» Problem to work on:
Transcribe the entries below exactly; leave every image out.

» Data provided:
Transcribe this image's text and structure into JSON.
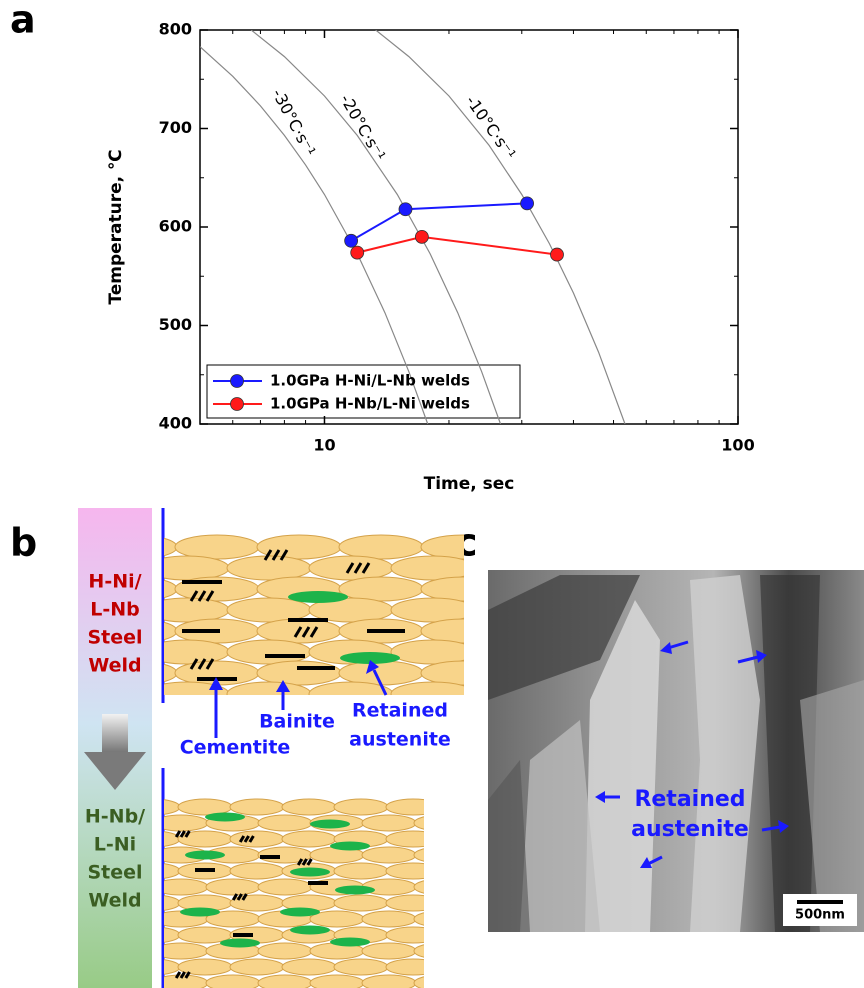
{
  "chart_data": {
    "type": "line",
    "xlabel": "Time, sec",
    "ylabel": "Temperature, ℃",
    "xscale": "log",
    "xlim": [
      5,
      100
    ],
    "ylim": [
      400,
      800
    ],
    "xticks": [
      10,
      100
    ],
    "xminorticks": [
      6,
      7,
      8,
      9,
      20,
      30,
      40,
      50,
      60,
      70,
      80,
      90
    ],
    "yticks": [
      400,
      500,
      600,
      700,
      800
    ],
    "yminorticks": [
      450,
      550,
      650,
      750
    ],
    "legend": "lower left",
    "series": [
      {
        "name": "1.0GPa H-Ni/L-Nb welds",
        "color": "#1a1aff",
        "x": [
          11.6,
          15.7,
          30.9
        ],
        "values": [
          586,
          618,
          624
        ]
      },
      {
        "name": "1.0GPa H-Nb/L-Ni welds",
        "color": "#ff1a1a",
        "x": [
          12.0,
          17.2,
          36.5
        ],
        "values": [
          574,
          590,
          572
        ]
      }
    ],
    "cooling_curves": [
      {
        "label": "-30°C·s⁻¹",
        "x": [
          5,
          6,
          7,
          8,
          9,
          10,
          12,
          14,
          16,
          17.77
        ],
        "values": [
          783,
          753,
          723,
          693,
          663,
          633,
          573,
          513,
          453,
          400
        ]
      },
      {
        "label": "-20°C·s⁻¹",
        "x": [
          6.65,
          8,
          10,
          12,
          15,
          18,
          21,
          24,
          26.65
        ],
        "values": [
          800,
          773,
          733,
          693,
          633,
          573,
          513,
          453,
          400
        ]
      },
      {
        "label": "-10°C·s⁻¹",
        "x": [
          13.3,
          16,
          20,
          25,
          30,
          35,
          40,
          46,
          53.3
        ],
        "values": [
          800,
          773,
          733,
          683,
          633,
          583,
          533,
          473,
          400
        ]
      }
    ]
  },
  "panel_labels": [
    "a",
    "b",
    "c"
  ],
  "diagram": {
    "top_weld": [
      "H-Ni/",
      "L-Nb",
      "Steel",
      "Weld"
    ],
    "bottom_weld": [
      "H-Nb/",
      "L-Ni",
      "Steel",
      "Weld"
    ],
    "cementite": "Cementite",
    "bainite": "Bainite",
    "retained_austenite": [
      "Retained",
      "austenite"
    ]
  },
  "micrograph": {
    "label": [
      "Retained",
      "austenite"
    ],
    "scale_bar": "500nm"
  }
}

» Problem solution:
Transcribe this image's text and structure into JSON.
{
  "chart_data": {
    "type": "line",
    "xlabel": "Time, sec",
    "ylabel": "Temperature, ℃",
    "xscale": "log",
    "xlim": [
      5,
      100
    ],
    "ylim": [
      400,
      800
    ],
    "xticks": [
      10,
      100
    ],
    "xminorticks": [
      6,
      7,
      8,
      9,
      20,
      30,
      40,
      50,
      60,
      70,
      80,
      90
    ],
    "yticks": [
      400,
      500,
      600,
      700,
      800
    ],
    "yminorticks": [
      450,
      550,
      650,
      750
    ],
    "legend": "lower left",
    "series": [
      {
        "name": "1.0GPa H-Ni/L-Nb welds",
        "color": "#1a1aff",
        "x": [
          11.6,
          15.7,
          30.9
        ],
        "values": [
          586,
          618,
          624
        ]
      },
      {
        "name": "1.0GPa H-Nb/L-Ni welds",
        "color": "#ff1a1a",
        "x": [
          12.0,
          17.2,
          36.5
        ],
        "values": [
          574,
          590,
          572
        ]
      }
    ],
    "cooling_curves": [
      {
        "label": "-30°C·s⁻¹",
        "x": [
          5,
          6,
          7,
          8,
          9,
          10,
          12,
          14,
          16,
          17.77
        ],
        "values": [
          783,
          753,
          723,
          693,
          663,
          633,
          573,
          513,
          453,
          400
        ]
      },
      {
        "label": "-20°C·s⁻¹",
        "x": [
          6.65,
          8,
          10,
          12,
          15,
          18,
          21,
          24,
          26.65
        ],
        "values": [
          800,
          773,
          733,
          693,
          633,
          573,
          513,
          453,
          400
        ]
      },
      {
        "label": "-10°C·s⁻¹",
        "x": [
          13.3,
          16,
          20,
          25,
          30,
          35,
          40,
          46,
          53.3
        ],
        "values": [
          800,
          773,
          733,
          683,
          633,
          583,
          533,
          473,
          400
        ]
      }
    ]
  },
  "panel_labels": [
    "a",
    "b",
    "c"
  ],
  "diagram": {
    "top_weld": [
      "H-Ni/",
      "L-Nb",
      "Steel",
      "Weld"
    ],
    "bottom_weld": [
      "H-Nb/",
      "L-Ni",
      "Steel",
      "Weld"
    ],
    "cementite": "Cementite",
    "bainite": "Bainite",
    "retained_austenite": [
      "Retained",
      "austenite"
    ]
  },
  "micrograph": {
    "label": [
      "Retained",
      "austenite"
    ],
    "scale_bar": "500nm"
  }
}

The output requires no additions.